───── Data for the task ─────
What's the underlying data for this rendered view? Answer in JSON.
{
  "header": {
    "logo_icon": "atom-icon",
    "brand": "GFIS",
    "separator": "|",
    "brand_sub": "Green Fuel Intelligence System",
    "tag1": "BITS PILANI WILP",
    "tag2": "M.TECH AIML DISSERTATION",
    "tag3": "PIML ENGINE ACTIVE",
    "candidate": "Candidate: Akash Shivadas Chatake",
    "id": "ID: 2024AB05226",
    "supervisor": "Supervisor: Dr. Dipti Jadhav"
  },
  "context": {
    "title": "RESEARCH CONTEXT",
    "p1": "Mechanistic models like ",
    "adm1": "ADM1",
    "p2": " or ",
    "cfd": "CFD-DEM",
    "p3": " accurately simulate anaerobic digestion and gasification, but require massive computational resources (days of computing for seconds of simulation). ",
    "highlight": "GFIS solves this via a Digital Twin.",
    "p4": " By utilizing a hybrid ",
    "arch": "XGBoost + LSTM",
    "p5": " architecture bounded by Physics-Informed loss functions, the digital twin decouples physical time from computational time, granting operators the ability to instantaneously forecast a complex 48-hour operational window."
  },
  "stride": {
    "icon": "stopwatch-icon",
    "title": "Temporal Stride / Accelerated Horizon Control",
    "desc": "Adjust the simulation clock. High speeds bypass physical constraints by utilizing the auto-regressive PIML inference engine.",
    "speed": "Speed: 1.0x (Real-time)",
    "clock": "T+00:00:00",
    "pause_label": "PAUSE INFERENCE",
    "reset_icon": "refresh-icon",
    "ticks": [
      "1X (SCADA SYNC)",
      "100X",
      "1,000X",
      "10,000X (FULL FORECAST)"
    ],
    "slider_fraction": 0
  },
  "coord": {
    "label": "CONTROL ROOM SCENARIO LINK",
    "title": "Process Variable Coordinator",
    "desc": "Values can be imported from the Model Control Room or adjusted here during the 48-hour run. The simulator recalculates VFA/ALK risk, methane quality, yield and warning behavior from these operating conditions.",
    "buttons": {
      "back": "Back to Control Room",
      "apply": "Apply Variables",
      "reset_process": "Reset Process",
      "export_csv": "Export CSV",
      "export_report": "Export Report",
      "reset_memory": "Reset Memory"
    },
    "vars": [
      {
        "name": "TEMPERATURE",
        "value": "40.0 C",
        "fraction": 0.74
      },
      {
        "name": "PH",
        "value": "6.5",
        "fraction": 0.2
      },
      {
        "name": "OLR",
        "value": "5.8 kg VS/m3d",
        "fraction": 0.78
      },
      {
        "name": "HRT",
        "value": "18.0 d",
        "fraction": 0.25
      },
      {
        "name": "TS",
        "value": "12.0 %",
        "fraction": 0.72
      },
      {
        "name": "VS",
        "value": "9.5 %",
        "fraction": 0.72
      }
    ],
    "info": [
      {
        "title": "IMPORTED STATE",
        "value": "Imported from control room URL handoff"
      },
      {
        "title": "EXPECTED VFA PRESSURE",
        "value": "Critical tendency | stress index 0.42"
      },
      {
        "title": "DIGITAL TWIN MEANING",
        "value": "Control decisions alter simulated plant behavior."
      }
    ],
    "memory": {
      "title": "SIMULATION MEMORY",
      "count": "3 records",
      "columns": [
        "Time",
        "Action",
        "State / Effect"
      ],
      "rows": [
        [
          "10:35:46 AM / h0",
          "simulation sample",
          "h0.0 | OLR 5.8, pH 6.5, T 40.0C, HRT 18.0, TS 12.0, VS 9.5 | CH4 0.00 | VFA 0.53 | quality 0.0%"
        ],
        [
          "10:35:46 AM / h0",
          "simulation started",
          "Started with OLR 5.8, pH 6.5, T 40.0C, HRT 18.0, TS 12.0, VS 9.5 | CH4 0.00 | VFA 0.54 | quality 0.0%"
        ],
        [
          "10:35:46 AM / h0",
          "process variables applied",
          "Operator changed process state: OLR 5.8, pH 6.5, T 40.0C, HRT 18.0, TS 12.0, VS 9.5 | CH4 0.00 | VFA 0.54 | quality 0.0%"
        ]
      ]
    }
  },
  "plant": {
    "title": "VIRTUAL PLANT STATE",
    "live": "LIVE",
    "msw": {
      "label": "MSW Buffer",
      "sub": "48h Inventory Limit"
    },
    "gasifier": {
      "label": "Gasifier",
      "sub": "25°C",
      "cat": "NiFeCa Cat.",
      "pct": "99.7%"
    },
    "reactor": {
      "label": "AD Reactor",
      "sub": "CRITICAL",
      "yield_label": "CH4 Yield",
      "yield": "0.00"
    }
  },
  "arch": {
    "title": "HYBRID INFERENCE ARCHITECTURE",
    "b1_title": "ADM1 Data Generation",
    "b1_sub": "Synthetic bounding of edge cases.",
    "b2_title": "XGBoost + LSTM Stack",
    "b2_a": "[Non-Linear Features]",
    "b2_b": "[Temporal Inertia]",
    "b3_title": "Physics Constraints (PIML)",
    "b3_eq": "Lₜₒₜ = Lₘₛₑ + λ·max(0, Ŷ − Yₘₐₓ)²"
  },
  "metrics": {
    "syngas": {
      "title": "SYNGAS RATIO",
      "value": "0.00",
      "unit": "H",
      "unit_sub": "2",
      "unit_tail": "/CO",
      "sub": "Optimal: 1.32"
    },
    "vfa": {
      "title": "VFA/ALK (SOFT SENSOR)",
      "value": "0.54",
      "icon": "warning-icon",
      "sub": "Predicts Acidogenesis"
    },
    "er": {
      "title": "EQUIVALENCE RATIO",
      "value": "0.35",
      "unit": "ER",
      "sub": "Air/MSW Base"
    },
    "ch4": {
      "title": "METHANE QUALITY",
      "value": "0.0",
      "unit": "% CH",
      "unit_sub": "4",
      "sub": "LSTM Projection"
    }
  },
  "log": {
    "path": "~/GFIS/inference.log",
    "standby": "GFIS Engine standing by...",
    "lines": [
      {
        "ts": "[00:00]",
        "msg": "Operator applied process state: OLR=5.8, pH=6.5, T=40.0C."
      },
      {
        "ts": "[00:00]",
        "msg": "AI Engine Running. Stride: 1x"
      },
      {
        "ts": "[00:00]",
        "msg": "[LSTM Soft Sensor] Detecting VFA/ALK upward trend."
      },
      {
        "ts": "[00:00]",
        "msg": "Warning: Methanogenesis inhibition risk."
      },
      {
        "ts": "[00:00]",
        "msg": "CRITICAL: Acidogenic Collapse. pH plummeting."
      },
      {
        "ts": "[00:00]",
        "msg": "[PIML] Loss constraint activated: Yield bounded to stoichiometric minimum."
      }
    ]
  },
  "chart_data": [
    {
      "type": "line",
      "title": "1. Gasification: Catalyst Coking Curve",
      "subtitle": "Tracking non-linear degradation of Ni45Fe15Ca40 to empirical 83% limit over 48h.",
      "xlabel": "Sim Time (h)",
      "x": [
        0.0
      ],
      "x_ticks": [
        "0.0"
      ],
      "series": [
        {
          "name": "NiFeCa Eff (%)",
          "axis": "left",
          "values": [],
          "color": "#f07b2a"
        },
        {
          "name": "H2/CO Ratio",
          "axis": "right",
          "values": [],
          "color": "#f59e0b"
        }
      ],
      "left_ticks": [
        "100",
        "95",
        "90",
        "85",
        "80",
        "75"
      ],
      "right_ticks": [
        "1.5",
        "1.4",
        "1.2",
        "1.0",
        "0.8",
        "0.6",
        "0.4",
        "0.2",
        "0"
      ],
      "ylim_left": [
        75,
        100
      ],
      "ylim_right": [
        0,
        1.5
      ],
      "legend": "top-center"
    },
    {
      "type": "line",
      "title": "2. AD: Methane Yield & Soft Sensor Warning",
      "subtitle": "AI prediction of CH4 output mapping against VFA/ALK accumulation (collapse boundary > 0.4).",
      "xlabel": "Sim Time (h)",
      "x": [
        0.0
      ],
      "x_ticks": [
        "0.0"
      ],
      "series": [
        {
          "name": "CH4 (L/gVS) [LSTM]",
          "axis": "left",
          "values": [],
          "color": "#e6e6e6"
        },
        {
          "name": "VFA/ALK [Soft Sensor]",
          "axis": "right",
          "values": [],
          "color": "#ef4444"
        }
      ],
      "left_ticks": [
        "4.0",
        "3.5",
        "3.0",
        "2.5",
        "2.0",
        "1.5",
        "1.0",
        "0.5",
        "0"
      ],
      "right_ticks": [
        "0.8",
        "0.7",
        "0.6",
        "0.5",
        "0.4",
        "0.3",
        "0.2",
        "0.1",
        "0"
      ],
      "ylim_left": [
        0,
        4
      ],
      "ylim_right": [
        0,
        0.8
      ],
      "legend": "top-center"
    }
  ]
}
─────
Work out the number of lines in the entries above that hold the word "this", giving the number without comment.

2